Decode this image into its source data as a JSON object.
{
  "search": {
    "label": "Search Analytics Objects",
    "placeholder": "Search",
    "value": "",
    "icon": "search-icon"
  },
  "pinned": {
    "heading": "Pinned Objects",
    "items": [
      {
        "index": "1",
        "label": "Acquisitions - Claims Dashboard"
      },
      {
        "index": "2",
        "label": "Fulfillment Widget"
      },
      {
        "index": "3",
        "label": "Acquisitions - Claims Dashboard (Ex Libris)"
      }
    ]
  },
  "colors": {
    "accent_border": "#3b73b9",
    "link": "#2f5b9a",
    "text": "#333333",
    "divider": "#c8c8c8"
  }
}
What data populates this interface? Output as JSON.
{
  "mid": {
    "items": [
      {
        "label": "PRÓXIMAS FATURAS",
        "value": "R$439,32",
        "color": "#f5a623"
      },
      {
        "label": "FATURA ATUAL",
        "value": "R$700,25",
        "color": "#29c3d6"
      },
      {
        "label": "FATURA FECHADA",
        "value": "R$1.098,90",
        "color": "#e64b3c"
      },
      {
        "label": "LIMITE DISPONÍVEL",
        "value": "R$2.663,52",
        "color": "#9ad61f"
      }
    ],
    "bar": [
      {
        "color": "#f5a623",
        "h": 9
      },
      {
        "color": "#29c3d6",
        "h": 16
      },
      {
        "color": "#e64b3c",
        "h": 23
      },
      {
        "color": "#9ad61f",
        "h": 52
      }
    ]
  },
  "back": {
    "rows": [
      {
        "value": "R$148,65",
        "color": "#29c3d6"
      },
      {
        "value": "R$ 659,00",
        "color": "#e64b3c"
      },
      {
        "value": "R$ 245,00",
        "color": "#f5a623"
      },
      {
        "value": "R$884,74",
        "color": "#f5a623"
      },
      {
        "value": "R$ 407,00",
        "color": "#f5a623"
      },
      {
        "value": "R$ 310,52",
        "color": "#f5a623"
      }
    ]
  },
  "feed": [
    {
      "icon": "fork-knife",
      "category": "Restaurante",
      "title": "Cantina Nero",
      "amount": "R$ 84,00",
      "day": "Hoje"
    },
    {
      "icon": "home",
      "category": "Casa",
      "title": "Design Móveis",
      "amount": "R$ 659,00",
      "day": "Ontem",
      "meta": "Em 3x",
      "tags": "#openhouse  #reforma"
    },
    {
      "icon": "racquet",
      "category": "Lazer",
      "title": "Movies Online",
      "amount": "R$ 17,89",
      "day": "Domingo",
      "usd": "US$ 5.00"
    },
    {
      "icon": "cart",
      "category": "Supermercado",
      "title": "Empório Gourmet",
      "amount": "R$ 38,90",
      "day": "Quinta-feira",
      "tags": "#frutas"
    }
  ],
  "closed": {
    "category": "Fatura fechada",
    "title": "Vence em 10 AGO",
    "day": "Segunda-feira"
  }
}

==*==

What to do: Restate the records, all of them, precisely as written.

Output:
Decode this image into its source data as a JSON object.
{
  "search": {
    "label": "Search Analytics Objects",
    "placeholder": "Search",
    "value": "",
    "icon": "search-icon"
  },
  "pinned": {
    "heading": "Pinned Objects",
    "items": [
      {
        "index": "1",
        "label": "Acquisitions - Claims Dashboard"
      },
      {
        "index": "2",
        "label": "Fulfillment Widget"
      },
      {
        "index": "3",
        "label": "Acquisitions - Claims Dashboard (Ex Libris)"
      }
    ]
  },
  "colors": {
    "accent_border": "#3b73b9",
    "link": "#2f5b9a",
    "text": "#333333",
    "divider": "#c8c8c8"
  }
}
What data populates this interface? Output as JSON.
{
  "mid": {
    "items": [
      {
        "label": "PRÓXIMAS FATURAS",
        "value": "R$439,32",
        "color": "#f5a623"
      },
      {
        "label": "FATURA ATUAL",
        "value": "R$700,25",
        "color": "#29c3d6"
      },
      {
        "label": "FATURA FECHADA",
        "value": "R$1.098,90",
        "color": "#e64b3c"
      },
      {
        "label": "LIMITE DISPONÍVEL",
        "value": "R$2.663,52",
        "color": "#9ad61f"
      }
    ],
    "bar": [
      {
        "color": "#f5a623",
        "h": 9
      },
      {
        "color": "#29c3d6",
        "h": 16
      },
      {
        "color": "#e64b3c",
        "h": 23
      },
      {
        "color": "#9ad61f",
        "h": 52
      }
    ]
  },
  "back": {
    "rows": [
      {
        "value": "R$148,65",
        "color": "#29c3d6"
      },
      {
        "value": "R$ 659,00",
        "color": "#e64b3c"
      },
      {
        "value": "R$ 245,00",
        "color": "#f5a623"
      },
      {
        "value": "R$884,74",
        "color": "#f5a623"
      },
      {
        "value": "R$ 407,00",
        "color": "#f5a623"
      },
      {
        "value": "R$ 310,52",
        "color": "#f5a623"
      }
    ]
  },
  "feed": [
    {
      "icon": "fork-knife",
      "category": "Restaurante",
      "title": "Cantina Nero",
      "amount": "R$ 84,00",
      "day": "Hoje"
    },
    {
      "icon": "home",
      "category": "Casa",
      "title": "Design Móveis",
      "amount": "R$ 659,00",
      "day": "Ontem",
      "meta": "Em 3x",
      "tags": "#openhouse  #reforma"
    },
    {
      "icon": "racquet",
      "category": "Lazer",
      "title": "Movies Online",
      "amount": "R$ 17,89",
      "day": "Domingo",
      "usd": "US$ 5.00"
    },
    {
      "icon": "cart",
      "category": "Supermercado",
      "title": "Empório Gourmet",
      "amount": "R$ 38,90",
      "day": "Quinta-feira",
      "tags": "#frutas"
    }
  ],
  "closed": {
    "category": "Fatura fechada",
    "title": "Vence em 10 AGO",
    "day": "Segunda-feira"
  }
}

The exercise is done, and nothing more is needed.